== Task directions ==
Return the number of lines holding "this", with nothing added.

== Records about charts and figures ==

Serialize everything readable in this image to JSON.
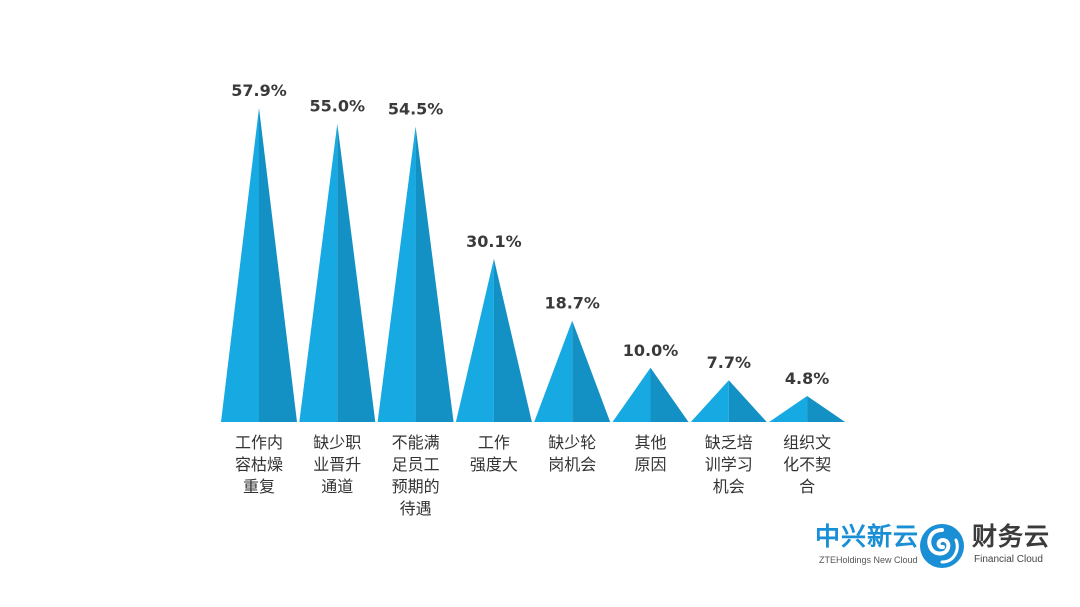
{
  "chart_data": {
    "type": "bar",
    "categories": [
      "工作内容枯燥重复",
      "缺少职业晋升通道",
      "不能满足员工预期的待遇",
      "工作强度大",
      "缺少轮岗机会",
      "其他原因",
      "缺乏培训学习机会",
      "组织文化不契合"
    ],
    "category_lines": [
      [
        "工作内",
        "容枯燥",
        "重复"
      ],
      [
        "缺少职",
        "业晋升",
        "通道"
      ],
      [
        "不能满",
        "足员工",
        "预期的",
        "待遇"
      ],
      [
        "工作",
        "强度大"
      ],
      [
        "缺少轮",
        "岗机会"
      ],
      [
        "其他",
        "原因"
      ],
      [
        "缺乏培",
        "训学习",
        "机会"
      ],
      [
        "组织文",
        "化不契",
        "合"
      ]
    ],
    "values": [
      57.9,
      55.0,
      54.5,
      30.1,
      18.7,
      10.0,
      7.7,
      4.8
    ],
    "value_labels": [
      "57.9%",
      "55.0%",
      "54.5%",
      "30.1%",
      "18.7%",
      "10.0%",
      "7.7%",
      "4.8%"
    ],
    "ylim": [
      0,
      57.9
    ],
    "colors": {
      "bar": "#17a9e2",
      "bar_shade": "#1491c4",
      "label": "#3a3a3a"
    },
    "grid": false,
    "legend": "none"
  },
  "branding": {
    "zte_cn": "中兴新云",
    "zte_en": "ZTEHoldings New Cloud",
    "fc_cn": "财务云",
    "fc_en": "Financial Cloud",
    "logo_icon": "swirl-logo-icon"
  }
}
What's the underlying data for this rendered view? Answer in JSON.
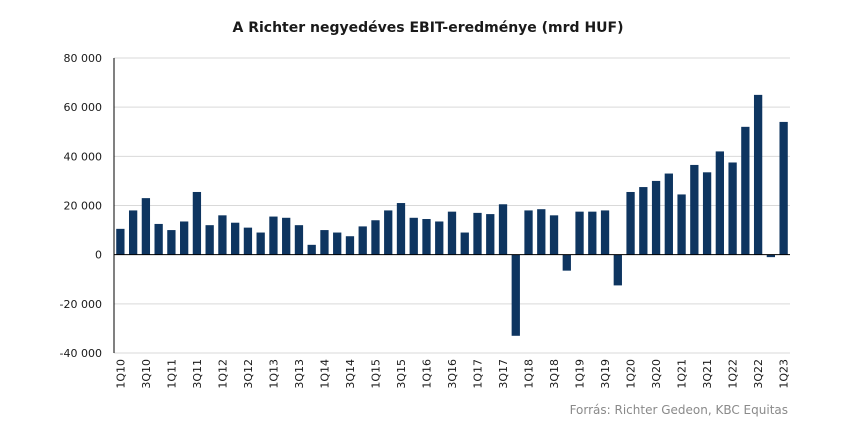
{
  "chart_data": {
    "type": "bar",
    "title": "A Richter negyedéves EBIT-eredménye (mrd HUF)",
    "source": "Forrás: Richter Gedeon, KBC Equitas",
    "bar_color": "#0e3560",
    "ylim": [
      -40000,
      80000
    ],
    "y_ticks": [
      80000,
      60000,
      40000,
      20000,
      0,
      -20000,
      -40000
    ],
    "y_tick_labels": [
      "80 000",
      "60 000",
      "40 000",
      "20 000",
      "0",
      "-20 000",
      "-40 000"
    ],
    "grid": true,
    "categories": [
      "1Q10",
      "2Q10",
      "3Q10",
      "4Q10",
      "1Q11",
      "2Q11",
      "3Q11",
      "4Q11",
      "1Q12",
      "2Q12",
      "3Q12",
      "4Q12",
      "1Q13",
      "2Q13",
      "3Q13",
      "4Q13",
      "1Q14",
      "2Q14",
      "3Q14",
      "4Q14",
      "1Q15",
      "2Q15",
      "3Q15",
      "4Q15",
      "1Q16",
      "2Q16",
      "3Q16",
      "4Q16",
      "1Q17",
      "2Q17",
      "3Q17",
      "4Q17",
      "1Q18",
      "2Q18",
      "3Q18",
      "4Q18",
      "1Q19",
      "2Q19",
      "3Q19",
      "4Q19",
      "1Q20",
      "2Q20",
      "3Q20",
      "4Q20",
      "1Q21",
      "2Q21",
      "3Q21",
      "4Q21",
      "1Q22",
      "2Q22",
      "3Q22",
      "4Q22",
      "1Q23"
    ],
    "x_tick_labels": [
      "1Q10",
      "3Q10",
      "1Q11",
      "3Q11",
      "1Q12",
      "3Q12",
      "1Q13",
      "3Q13",
      "1Q14",
      "3Q14",
      "1Q15",
      "3Q15",
      "1Q16",
      "3Q16",
      "1Q17",
      "3Q17",
      "1Q18",
      "3Q18",
      "1Q19",
      "3Q19",
      "1Q20",
      "3Q20",
      "1Q21",
      "3Q21",
      "1Q22",
      "3Q22",
      "1Q23"
    ],
    "values": [
      10500,
      18000,
      23000,
      12500,
      10000,
      13500,
      25500,
      12000,
      16000,
      13000,
      11000,
      9000,
      15500,
      15000,
      12000,
      4000,
      10000,
      9000,
      7500,
      11500,
      14000,
      18000,
      21000,
      15000,
      14500,
      13500,
      17500,
      9000,
      17000,
      16500,
      20500,
      -33000,
      18000,
      18500,
      16000,
      -6500,
      17500,
      17500,
      18000,
      -12500,
      25500,
      27500,
      30000,
      33000,
      24500,
      36500,
      33500,
      42000,
      37500,
      52000,
      65000,
      -1000,
      54000
    ]
  }
}
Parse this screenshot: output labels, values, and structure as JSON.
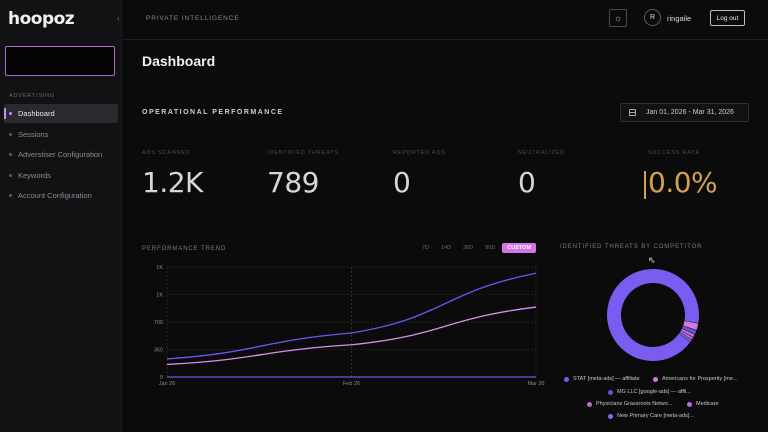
{
  "app": {
    "logo": "hoopoz",
    "collapse_icon": "chevron-left-icon"
  },
  "sidebar": {
    "section": "ADVERTISING",
    "items": [
      {
        "label": "Dashboard",
        "active": true
      },
      {
        "label": "Sessions",
        "active": false
      },
      {
        "label": "Adverstiser Configuration",
        "active": false
      },
      {
        "label": "Keywords",
        "active": false
      },
      {
        "label": "Account Configuration",
        "active": false
      }
    ]
  },
  "topbar": {
    "title": "PRIVATE INTELLIGENCE",
    "theme_icon": "sun-icon",
    "avatar_initial": "R",
    "username": "ringaile",
    "logout_label": "Log out"
  },
  "main": {
    "page_title": "Dashboard",
    "section_title": "OPERATIONAL PERFORMANCE",
    "date_range": "Jan 01, 2026 - Mar 31, 2026",
    "kpis": [
      {
        "label": "ADS SCANNED",
        "value": "1.2K"
      },
      {
        "label": "IDENTIFIED THREATS",
        "value": "789"
      },
      {
        "label": "REPORTED ADS",
        "value": "0"
      },
      {
        "label": "NEUTRALIZED",
        "value": "0"
      },
      {
        "label": "SUCCESS RATE",
        "value": "0.0%"
      }
    ],
    "trend": {
      "title": "PERFORMANCE TREND",
      "ranges": [
        {
          "label": "7D",
          "active": false
        },
        {
          "label": "14D",
          "active": false
        },
        {
          "label": "30D",
          "active": false
        },
        {
          "label": "90D",
          "active": false
        },
        {
          "label": "CUSTOM",
          "active": true
        }
      ]
    },
    "competitors": {
      "title": "IDENTIFIED THREATS BY COMPETITOR",
      "legend": [
        {
          "label": "STAT [meta-ads] — affiliate",
          "color": "#7b5cf0"
        },
        {
          "label": "Americans for Prosperity [me...",
          "color": "#d07be0"
        },
        {
          "label": "MG LLC [google-ads] — affil...",
          "color": "#6a4fd8"
        },
        {
          "label": "Physicians Grassroots Netwo...",
          "color": "#c06ad8"
        },
        {
          "label": "Medicare",
          "color": "#b06cf0"
        },
        {
          "label": "New Primary Care [meta-ads]...",
          "color": "#8a6cf4"
        }
      ]
    }
  },
  "chart_data": {
    "type": "line",
    "title": "PERFORMANCE TREND",
    "x_ticks": [
      "Jan 26",
      "Feb 26",
      "Mar 26"
    ],
    "y_ticks": [
      "0",
      "350",
      "700",
      "1K",
      "1K"
    ],
    "ylim": [
      0,
      1400
    ],
    "x_points": [
      "Jan 26",
      "Feb 26",
      "Mar 26"
    ],
    "series": [
      {
        "values": [
          230,
          560,
          1320
        ],
        "color": "#6f55f0"
      },
      {
        "values": [
          160,
          410,
          890
        ],
        "color": "#d890e8"
      },
      {
        "values": [
          0,
          0,
          0
        ],
        "color": "#6f55f0"
      }
    ],
    "pie": {
      "type": "pie",
      "slices": [
        {
          "label": "STAT [meta-ads] — affiliate",
          "value": 93,
          "color": "#7b5cf0"
        },
        {
          "label": "Americans for Prosperity [me...",
          "value": 2.5,
          "color": "#d07be0"
        },
        {
          "label": "MG LLC [google-ads] — affil...",
          "value": 1.5,
          "color": "#6a4fd8"
        },
        {
          "label": "Physicians Grassroots Netwo...",
          "value": 1.2,
          "color": "#c06ad8"
        },
        {
          "label": "Medicare",
          "value": 1.0,
          "color": "#b06cf0"
        },
        {
          "label": "New Primary Care [meta-ads]...",
          "value": 0.8,
          "color": "#8a6cf4"
        }
      ]
    }
  }
}
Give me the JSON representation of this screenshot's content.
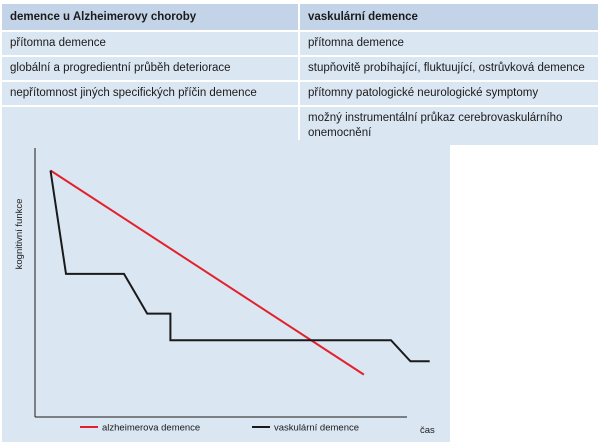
{
  "table": {
    "headers": [
      "demence u Alzheimerovy choroby",
      "vaskulární demence"
    ],
    "rows": [
      [
        "přítomna demence",
        "přítomna demence"
      ],
      [
        "globální a progredientní průběh deteriorace",
        "stupňovitě probíhající, fluktuující, ostrůvková demence"
      ],
      [
        "nepřítomnost jiných specifických příčin demence",
        "přítomny patologické neurologické symptomy"
      ],
      [
        "",
        "možný instrumentální průkaz cerebrovaskulárního onemocnění"
      ]
    ]
  },
  "chart_data": {
    "type": "line",
    "ylabel": "kognitivní funkce",
    "xlabel": "čas",
    "x_axis": "time (unscaled)",
    "y_axis": "cognitive function (unscaled)",
    "xlim": [
      0,
      100
    ],
    "ylim": [
      0,
      100
    ],
    "grid": false,
    "legend_position": "bottom",
    "series": [
      {
        "name": "alzheimerova demence",
        "color": "#e3212b",
        "points": [
          [
            4,
            93
          ],
          [
            85,
            16
          ]
        ]
      },
      {
        "name": "vaskulární demence",
        "color": "#1a1a1a",
        "points": [
          [
            4,
            93
          ],
          [
            8,
            54
          ],
          [
            23,
            54
          ],
          [
            29,
            39
          ],
          [
            35,
            39
          ],
          [
            35,
            29
          ],
          [
            92,
            29
          ],
          [
            97,
            21
          ],
          [
            102,
            21
          ]
        ]
      }
    ]
  }
}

== Full output ==
4